-- START OF GIVEN DATA --

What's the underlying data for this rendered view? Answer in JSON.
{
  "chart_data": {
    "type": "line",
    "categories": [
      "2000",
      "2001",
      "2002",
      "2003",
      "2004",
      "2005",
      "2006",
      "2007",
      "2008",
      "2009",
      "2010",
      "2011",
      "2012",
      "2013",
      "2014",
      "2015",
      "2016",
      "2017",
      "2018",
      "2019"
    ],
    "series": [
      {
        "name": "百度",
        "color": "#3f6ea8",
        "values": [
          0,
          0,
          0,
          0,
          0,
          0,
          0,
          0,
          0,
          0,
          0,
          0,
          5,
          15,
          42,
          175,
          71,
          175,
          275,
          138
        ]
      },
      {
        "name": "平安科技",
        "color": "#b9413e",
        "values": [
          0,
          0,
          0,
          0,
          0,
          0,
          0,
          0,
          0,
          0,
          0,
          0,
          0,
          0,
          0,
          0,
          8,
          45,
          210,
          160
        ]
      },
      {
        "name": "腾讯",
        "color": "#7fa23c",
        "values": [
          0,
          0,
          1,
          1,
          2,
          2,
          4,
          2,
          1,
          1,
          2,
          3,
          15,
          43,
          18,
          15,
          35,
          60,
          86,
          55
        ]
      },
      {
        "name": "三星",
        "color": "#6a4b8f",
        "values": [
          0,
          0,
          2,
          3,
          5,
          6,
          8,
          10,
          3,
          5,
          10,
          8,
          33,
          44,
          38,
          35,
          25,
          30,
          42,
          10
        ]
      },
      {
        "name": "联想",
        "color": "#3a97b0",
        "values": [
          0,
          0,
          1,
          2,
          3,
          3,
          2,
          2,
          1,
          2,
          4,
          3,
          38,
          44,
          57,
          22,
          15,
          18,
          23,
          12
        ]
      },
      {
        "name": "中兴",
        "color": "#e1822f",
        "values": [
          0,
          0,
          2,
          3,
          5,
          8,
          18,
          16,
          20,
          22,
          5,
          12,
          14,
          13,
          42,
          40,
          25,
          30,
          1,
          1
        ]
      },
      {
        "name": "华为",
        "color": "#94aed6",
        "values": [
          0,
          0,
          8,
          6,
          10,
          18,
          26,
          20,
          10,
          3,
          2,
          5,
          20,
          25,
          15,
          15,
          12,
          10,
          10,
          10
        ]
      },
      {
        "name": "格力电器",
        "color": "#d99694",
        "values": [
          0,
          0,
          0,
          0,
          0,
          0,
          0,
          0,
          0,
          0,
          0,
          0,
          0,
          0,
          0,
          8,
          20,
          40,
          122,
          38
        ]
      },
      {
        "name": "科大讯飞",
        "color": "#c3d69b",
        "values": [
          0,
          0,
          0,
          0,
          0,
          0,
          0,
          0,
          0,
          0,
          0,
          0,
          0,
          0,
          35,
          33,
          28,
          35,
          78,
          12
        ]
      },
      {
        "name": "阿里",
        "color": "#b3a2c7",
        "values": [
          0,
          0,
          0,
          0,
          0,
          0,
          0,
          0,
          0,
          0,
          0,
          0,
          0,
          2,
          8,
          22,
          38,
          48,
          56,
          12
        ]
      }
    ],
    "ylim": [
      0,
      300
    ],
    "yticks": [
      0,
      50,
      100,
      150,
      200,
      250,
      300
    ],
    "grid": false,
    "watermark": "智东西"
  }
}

-- END OF GIVEN DATA --

Go through the records above, find every line with the word "name", and list those lines.

### THE RESPONSE
        "name": "百度",
        "name": "平安科技",
        "name": "腾讯",
        "name": "三星",
        "name": "联想",
        "name": "中兴",
        "name": "华为",
        "name": "格力电器",
        "name": "科大讯飞",
        "name": "阿里",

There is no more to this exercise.